## Start
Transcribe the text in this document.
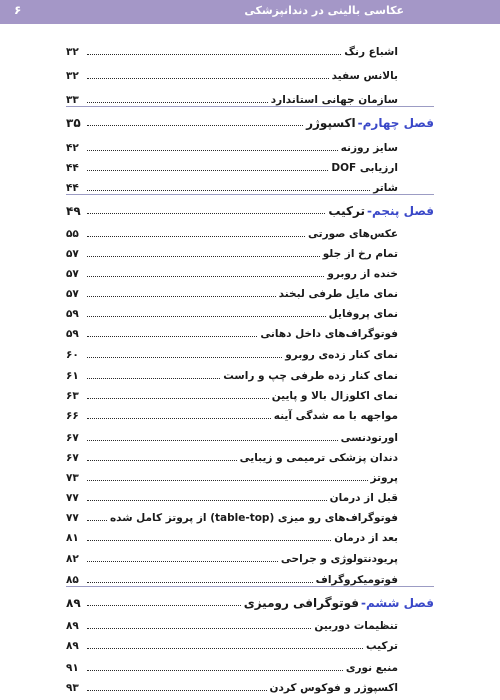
۶	عکاسی بالینی در دندانپزشکی
۳۲	اشباع رنگ
۳۲	بالانس سفید
۳۳	سازمان جهانی استاندارد
۳۵	اکسپوژر فصل چهارم-
۴۲	سایز روزنه
۴۴	ارزیابی DOF
۴۴	شاتر
۴۹	ترکیب فصل پنجم-
۵۵	عکس‌های صورتی
۵۷	تمام رخ از جلو
۵۷	خنده از روبرو
۵۷	نمای مایل طرفی لبخند
۵۹	نمای پروفایل
۵۹	فوتوگراف‌های داخل دهانی
۶۰	نمای کنار زده‌ی روبرو
۶۱	نمای کنار زده طرفی چپ و راست
۶۳	نمای اکلوزال بالا و پایین
۶۶	مواجهه با مه شدگی آینه
۶۷	اورتودنسی
۶۷	دندان پزشکی ترمیمی و زیبایی
۷۳	پروتز
۷۷	قبل از درمان
۷۷	فوتوگراف‌های رو میزی (table-top) از پروتز کامل شده
۸۱	بعد از درمان
۸۲	پریودنتولوژی و جراحی
۸۵	فوتومیکروگراف
۸۹	فوتوگرافی رومیزی فصل ششم-
۸۹	تنظیمات دوربین
۸۹	ترکیب
۹۱	منبع نوری
۹۳	اکسپوژر و فوکوس کردن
## End
## [Challenge]
Report only the count of lines that include the string "اکسپوژر".

## [Answer to this task]
2